(Component data from apps and pages)
+++

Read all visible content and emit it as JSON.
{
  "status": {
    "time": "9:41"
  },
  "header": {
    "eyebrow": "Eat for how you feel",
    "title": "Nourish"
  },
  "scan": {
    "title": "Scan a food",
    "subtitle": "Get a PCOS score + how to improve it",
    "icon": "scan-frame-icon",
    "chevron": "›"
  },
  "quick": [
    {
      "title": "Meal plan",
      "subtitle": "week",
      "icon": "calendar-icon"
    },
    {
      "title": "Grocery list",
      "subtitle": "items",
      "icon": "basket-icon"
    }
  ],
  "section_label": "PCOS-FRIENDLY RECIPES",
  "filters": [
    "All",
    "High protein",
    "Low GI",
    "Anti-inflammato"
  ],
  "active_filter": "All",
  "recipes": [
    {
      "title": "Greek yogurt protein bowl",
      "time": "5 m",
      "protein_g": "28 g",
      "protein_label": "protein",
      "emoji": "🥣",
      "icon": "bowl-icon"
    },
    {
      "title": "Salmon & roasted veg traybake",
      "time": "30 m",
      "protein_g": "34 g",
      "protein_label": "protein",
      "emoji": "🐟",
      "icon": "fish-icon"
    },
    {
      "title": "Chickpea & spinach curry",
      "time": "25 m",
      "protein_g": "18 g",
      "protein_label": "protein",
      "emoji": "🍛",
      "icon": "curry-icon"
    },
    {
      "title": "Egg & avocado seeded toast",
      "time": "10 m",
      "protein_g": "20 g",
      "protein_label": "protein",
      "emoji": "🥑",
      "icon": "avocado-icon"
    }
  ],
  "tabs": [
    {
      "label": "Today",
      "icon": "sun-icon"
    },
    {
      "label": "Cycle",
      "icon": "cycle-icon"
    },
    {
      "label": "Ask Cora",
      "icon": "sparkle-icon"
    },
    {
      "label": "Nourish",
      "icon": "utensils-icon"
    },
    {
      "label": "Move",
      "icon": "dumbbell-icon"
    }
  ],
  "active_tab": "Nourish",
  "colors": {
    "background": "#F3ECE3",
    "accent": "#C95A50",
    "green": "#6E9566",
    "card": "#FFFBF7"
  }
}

+++

▶ _What to work on_:
If a line above holds the string "Nourish", count it; give the final total as the only output.

▶ _Response to this task_:
3